■ **PROVIDED MATERIAL**:
----------

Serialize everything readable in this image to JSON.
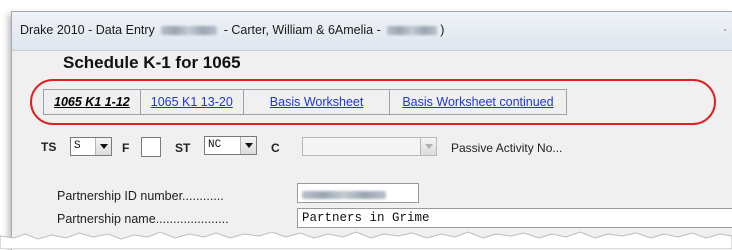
{
  "window": {
    "title_prefix": "Drake 2010 - Data Entry",
    "title_middle": "- Carter, William & 6Amelia -",
    "title_suffix": ")"
  },
  "form": {
    "title": "Schedule K-1 for 1065"
  },
  "tabs": [
    {
      "label": "1065 K1  1-12",
      "active": true
    },
    {
      "label": "1065 K1 13-20",
      "active": false
    },
    {
      "label": "Basis Worksheet",
      "active": false
    },
    {
      "label": "Basis Worksheet continued",
      "active": false
    }
  ],
  "fields": {
    "ts_label": "TS",
    "ts_value": "S",
    "f_label": "F",
    "st_label": "ST",
    "st_value": "NC",
    "c_label": "C",
    "passive_label": "Passive Activity No...",
    "partnership_id_label": "Partnership ID number............",
    "partnership_name_label": "Partnership name.....................",
    "partnership_name_value": "Partners in Grime"
  },
  "colors": {
    "link": "#1d37d0",
    "highlight": "#e02020"
  }
}
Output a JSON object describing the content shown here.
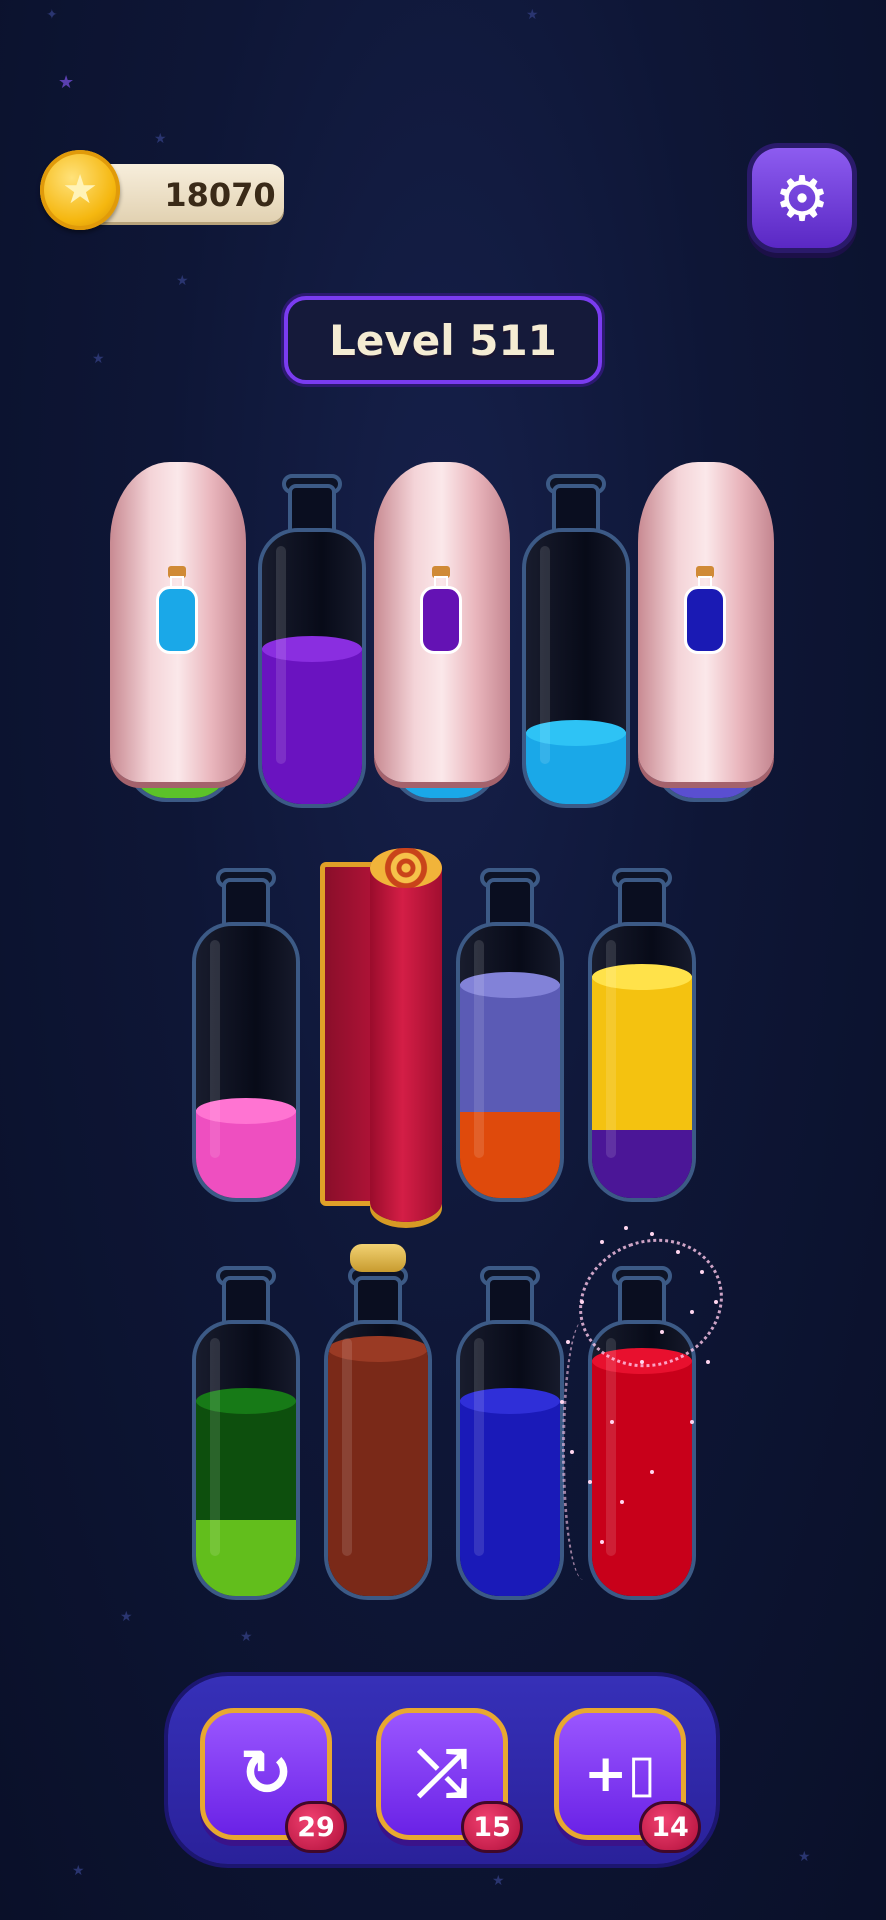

----------

■ **EXERCISE GOAL**:
Reproduce each line exactly, please, except for any pictures.

■ **ANSWER IN FULL**:
Serialize everything readable in this image to JSON.
{
  "window": {
    "title_prefix": "Drake 2010 - Data Entry",
    "title_middle": "- Carter, William & 6Amelia -",
    "title_suffix": ")"
  },
  "form": {
    "title": "Schedule K-1 for 1065"
  },
  "tabs": [
    {
      "label": "1065 K1  1-12",
      "active": true
    },
    {
      "label": "1065 K1 13-20",
      "active": false
    },
    {
      "label": "Basis Worksheet",
      "active": false
    },
    {
      "label": "Basis Worksheet continued",
      "active": false
    }
  ],
  "fields": {
    "ts_label": "TS",
    "ts_value": "S",
    "f_label": "F",
    "st_label": "ST",
    "st_value": "NC",
    "c_label": "C",
    "passive_label": "Passive Activity No...",
    "partnership_id_label": "Partnership ID number............",
    "partnership_name_label": "Partnership name.....................",
    "partnership_name_value": "Partners in Grime"
  },
  "colors": {
    "link": "#1d37d0",
    "highlight": "#e02020"
  }
}
Output a JSON object describing the content shown here.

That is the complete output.